* _What the task asks_:
Only lines holding the string "title" are wanted; copy each one from the material.

* _Supplied entries_:
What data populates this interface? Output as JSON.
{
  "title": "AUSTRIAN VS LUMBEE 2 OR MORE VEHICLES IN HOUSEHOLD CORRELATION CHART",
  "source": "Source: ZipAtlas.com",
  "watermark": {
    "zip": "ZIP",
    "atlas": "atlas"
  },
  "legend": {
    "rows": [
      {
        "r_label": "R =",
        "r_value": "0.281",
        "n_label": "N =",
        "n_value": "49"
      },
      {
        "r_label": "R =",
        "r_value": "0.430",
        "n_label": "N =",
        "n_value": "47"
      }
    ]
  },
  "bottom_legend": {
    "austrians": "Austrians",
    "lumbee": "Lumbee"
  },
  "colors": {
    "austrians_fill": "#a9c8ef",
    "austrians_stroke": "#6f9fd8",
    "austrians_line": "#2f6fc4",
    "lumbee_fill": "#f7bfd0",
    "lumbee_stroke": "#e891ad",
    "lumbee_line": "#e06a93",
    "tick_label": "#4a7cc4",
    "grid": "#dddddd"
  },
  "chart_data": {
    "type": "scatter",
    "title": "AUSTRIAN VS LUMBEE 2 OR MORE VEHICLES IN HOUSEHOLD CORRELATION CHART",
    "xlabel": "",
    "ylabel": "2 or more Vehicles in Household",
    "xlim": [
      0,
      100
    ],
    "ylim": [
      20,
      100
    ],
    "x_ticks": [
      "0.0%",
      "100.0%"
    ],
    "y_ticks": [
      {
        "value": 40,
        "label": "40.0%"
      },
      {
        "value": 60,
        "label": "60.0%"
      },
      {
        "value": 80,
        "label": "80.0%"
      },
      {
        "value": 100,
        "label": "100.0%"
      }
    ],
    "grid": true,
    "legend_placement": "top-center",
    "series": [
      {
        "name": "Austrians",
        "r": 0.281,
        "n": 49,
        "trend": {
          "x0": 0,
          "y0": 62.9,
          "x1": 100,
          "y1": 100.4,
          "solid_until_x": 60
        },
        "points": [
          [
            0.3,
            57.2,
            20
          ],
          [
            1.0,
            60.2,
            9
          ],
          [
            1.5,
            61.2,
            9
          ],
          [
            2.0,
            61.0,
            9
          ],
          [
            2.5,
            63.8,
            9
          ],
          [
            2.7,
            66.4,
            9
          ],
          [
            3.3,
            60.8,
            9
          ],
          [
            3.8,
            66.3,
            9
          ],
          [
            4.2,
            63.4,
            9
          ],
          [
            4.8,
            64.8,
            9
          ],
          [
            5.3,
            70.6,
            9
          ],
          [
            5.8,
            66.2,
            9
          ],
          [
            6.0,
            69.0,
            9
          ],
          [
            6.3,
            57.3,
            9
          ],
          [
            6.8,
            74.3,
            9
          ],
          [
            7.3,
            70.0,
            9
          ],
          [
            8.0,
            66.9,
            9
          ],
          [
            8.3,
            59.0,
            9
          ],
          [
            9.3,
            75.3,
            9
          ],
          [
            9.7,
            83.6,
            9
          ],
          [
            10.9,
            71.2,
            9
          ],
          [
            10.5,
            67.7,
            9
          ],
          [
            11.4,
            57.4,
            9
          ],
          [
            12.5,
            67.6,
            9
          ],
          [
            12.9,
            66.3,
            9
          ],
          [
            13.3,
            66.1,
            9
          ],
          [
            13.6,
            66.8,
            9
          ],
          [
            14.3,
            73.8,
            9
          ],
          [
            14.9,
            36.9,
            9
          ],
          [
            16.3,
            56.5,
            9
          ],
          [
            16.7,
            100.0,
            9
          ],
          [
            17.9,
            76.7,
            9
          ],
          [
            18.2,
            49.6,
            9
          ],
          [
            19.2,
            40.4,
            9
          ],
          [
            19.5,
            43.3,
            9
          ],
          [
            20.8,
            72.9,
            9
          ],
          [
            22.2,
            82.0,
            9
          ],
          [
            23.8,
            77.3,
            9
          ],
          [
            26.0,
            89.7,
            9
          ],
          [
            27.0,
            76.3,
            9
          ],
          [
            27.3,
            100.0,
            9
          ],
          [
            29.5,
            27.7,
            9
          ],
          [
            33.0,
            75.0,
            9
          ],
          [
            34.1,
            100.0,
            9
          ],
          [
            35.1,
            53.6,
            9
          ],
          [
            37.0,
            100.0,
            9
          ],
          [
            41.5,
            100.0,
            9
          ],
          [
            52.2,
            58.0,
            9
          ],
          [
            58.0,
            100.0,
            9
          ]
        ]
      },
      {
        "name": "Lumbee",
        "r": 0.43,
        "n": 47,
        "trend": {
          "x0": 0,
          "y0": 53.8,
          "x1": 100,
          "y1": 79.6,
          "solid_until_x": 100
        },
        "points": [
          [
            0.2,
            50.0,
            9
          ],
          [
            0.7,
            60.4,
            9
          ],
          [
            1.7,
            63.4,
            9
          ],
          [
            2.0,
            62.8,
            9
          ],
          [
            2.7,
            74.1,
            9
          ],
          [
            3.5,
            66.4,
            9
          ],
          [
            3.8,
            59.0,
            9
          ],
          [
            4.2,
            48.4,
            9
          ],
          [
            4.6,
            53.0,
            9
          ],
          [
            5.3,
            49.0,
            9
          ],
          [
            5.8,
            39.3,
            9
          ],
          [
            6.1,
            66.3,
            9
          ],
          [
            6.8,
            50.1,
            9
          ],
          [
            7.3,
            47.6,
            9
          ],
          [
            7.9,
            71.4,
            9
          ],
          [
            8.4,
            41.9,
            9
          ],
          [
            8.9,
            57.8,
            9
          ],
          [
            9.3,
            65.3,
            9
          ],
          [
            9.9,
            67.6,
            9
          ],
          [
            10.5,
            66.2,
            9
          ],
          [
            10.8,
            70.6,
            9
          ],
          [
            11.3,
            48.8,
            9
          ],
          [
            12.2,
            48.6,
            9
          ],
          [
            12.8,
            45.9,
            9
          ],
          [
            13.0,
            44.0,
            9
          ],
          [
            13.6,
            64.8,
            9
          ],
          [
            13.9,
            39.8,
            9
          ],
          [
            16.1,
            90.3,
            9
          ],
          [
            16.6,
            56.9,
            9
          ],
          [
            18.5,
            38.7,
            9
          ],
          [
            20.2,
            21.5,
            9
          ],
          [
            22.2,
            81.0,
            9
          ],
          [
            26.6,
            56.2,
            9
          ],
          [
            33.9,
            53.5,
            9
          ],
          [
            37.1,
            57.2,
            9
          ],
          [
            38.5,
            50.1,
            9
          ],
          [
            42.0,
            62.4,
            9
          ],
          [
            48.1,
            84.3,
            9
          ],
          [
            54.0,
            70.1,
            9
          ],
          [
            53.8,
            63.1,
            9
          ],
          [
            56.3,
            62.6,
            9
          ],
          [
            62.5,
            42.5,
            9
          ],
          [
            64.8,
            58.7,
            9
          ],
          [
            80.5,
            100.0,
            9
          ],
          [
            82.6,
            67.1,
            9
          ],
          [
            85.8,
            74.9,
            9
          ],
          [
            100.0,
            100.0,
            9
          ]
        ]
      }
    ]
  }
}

* _Task solution_:
  "title": "AUSTRIAN VS LUMBEE 2 OR MORE VEHICLES IN HOUSEHOLD CORRELATION CHART",
    "title": "AUSTRIAN VS LUMBEE 2 OR MORE VEHICLES IN HOUSEHOLD CORRELATION CHART",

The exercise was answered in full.